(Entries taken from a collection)
►
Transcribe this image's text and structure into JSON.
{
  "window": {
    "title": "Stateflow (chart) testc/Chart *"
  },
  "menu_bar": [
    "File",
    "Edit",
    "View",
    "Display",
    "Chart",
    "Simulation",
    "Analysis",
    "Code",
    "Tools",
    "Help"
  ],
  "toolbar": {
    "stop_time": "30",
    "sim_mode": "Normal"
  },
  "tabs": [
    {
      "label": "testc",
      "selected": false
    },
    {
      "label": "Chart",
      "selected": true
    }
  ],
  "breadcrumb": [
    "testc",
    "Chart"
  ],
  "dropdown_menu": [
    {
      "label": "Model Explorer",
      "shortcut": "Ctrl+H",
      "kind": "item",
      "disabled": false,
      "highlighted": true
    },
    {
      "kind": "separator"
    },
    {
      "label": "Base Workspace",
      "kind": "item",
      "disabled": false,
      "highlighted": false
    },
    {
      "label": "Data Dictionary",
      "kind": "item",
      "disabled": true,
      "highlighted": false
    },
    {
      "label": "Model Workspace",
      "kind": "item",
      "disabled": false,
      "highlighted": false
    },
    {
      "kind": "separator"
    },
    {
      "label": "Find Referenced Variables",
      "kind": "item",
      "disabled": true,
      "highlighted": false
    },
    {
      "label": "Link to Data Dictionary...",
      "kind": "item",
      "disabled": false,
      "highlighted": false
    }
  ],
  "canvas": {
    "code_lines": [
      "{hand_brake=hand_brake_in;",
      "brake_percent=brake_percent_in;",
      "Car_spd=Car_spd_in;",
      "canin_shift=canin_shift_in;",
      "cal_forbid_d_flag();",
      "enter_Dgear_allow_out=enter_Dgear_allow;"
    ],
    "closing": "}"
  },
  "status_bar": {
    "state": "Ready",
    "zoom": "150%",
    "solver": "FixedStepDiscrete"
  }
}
◄
◆ **Task to complete**
State the number of lines in the preceding entries that include the word "label". Provide nothing else.

◆ **Answer to the task**
8